··· RAW RECORDS

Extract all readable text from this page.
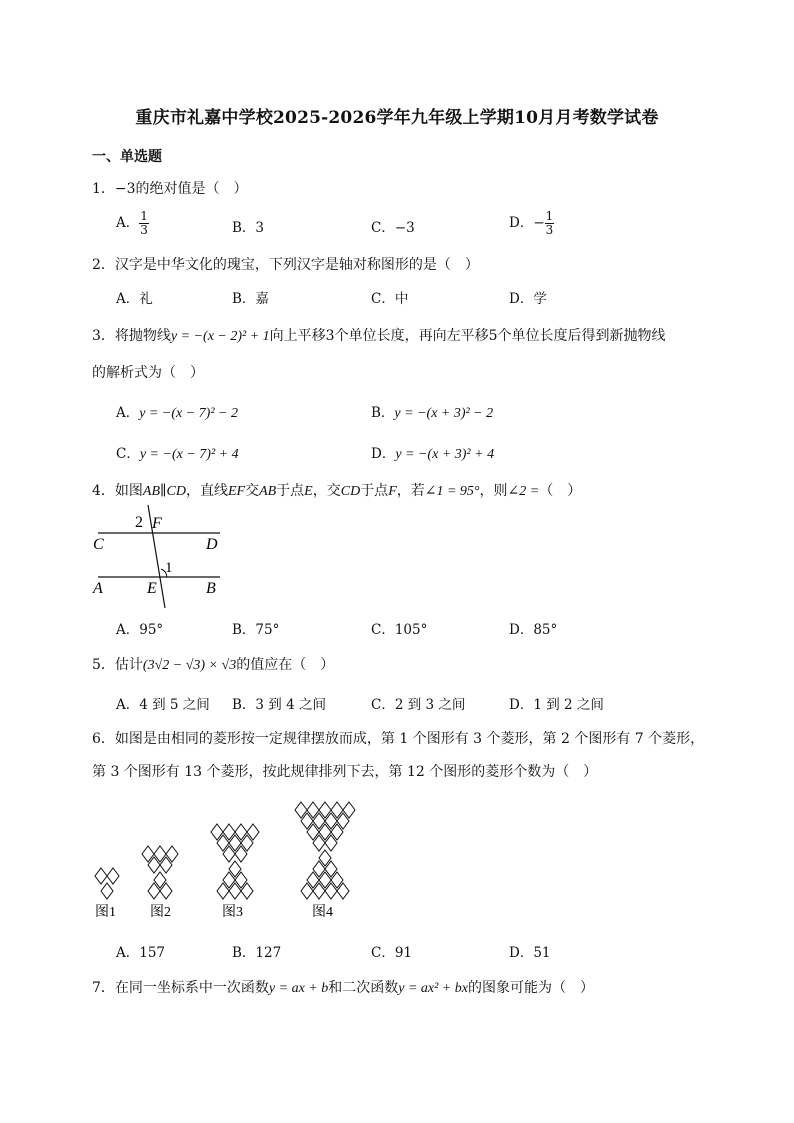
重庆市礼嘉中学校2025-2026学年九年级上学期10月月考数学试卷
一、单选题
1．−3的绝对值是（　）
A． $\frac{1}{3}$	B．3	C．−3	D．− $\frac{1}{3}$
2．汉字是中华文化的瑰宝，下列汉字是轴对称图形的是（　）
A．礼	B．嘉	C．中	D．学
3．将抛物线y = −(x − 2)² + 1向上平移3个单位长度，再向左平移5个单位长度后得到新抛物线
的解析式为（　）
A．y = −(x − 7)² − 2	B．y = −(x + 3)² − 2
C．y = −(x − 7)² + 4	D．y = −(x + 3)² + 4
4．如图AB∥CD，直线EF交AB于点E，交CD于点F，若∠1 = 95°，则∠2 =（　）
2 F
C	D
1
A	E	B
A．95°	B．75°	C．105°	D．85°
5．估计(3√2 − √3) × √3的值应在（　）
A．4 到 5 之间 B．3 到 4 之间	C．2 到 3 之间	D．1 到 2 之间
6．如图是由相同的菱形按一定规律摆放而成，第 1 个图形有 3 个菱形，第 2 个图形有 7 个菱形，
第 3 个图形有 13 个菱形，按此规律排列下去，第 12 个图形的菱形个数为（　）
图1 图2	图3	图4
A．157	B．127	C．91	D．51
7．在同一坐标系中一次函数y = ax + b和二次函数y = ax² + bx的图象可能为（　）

······

▸ **THE REQUEST**: The material above must be printed exactly, with its pictures left out.

▸ **ANSWER TO THE PROBLEM**:
Extract all readable text from this page.
重庆市礼嘉中学校2025-2026学年九年级上学期10月月考数学试卷
一、单选题
1．−3的绝对值是（　）
A． $\frac{1}{3}$	B．3	C．−3	D．− $\frac{1}{3}$
2．汉字是中华文化的瑰宝，下列汉字是轴对称图形的是（　）
A．礼	B．嘉	C．中	D．学
3．将抛物线y = −(x − 2)² + 1向上平移3个单位长度，再向左平移5个单位长度后得到新抛物线
的解析式为（　）
A．y = −(x − 7)² − 2	B．y = −(x + 3)² − 2
C．y = −(x − 7)² + 4	D．y = −(x + 3)² + 4
4．如图AB∥CD，直线EF交AB于点E，交CD于点F，若∠1 = 95°，则∠2 =（　）
2 F
C	D
1
A	E	B
A．95°	B．75°	C．105°	D．85°
5．估计(3√2 − √3) × √3的值应在（　）
A．4 到 5 之间 B．3 到 4 之间	C．2 到 3 之间	D．1 到 2 之间
6．如图是由相同的菱形按一定规律摆放而成，第 1 个图形有 3 个菱形，第 2 个图形有 7 个菱形，
第 3 个图形有 13 个菱形，按此规律排列下去，第 12 个图形的菱形个数为（　）
图1 图2	图3	图4
A．157	B．127	C．91	D．51
7．在同一坐标系中一次函数y = ax + b和二次函数y = ax² + bx的图象可能为（　）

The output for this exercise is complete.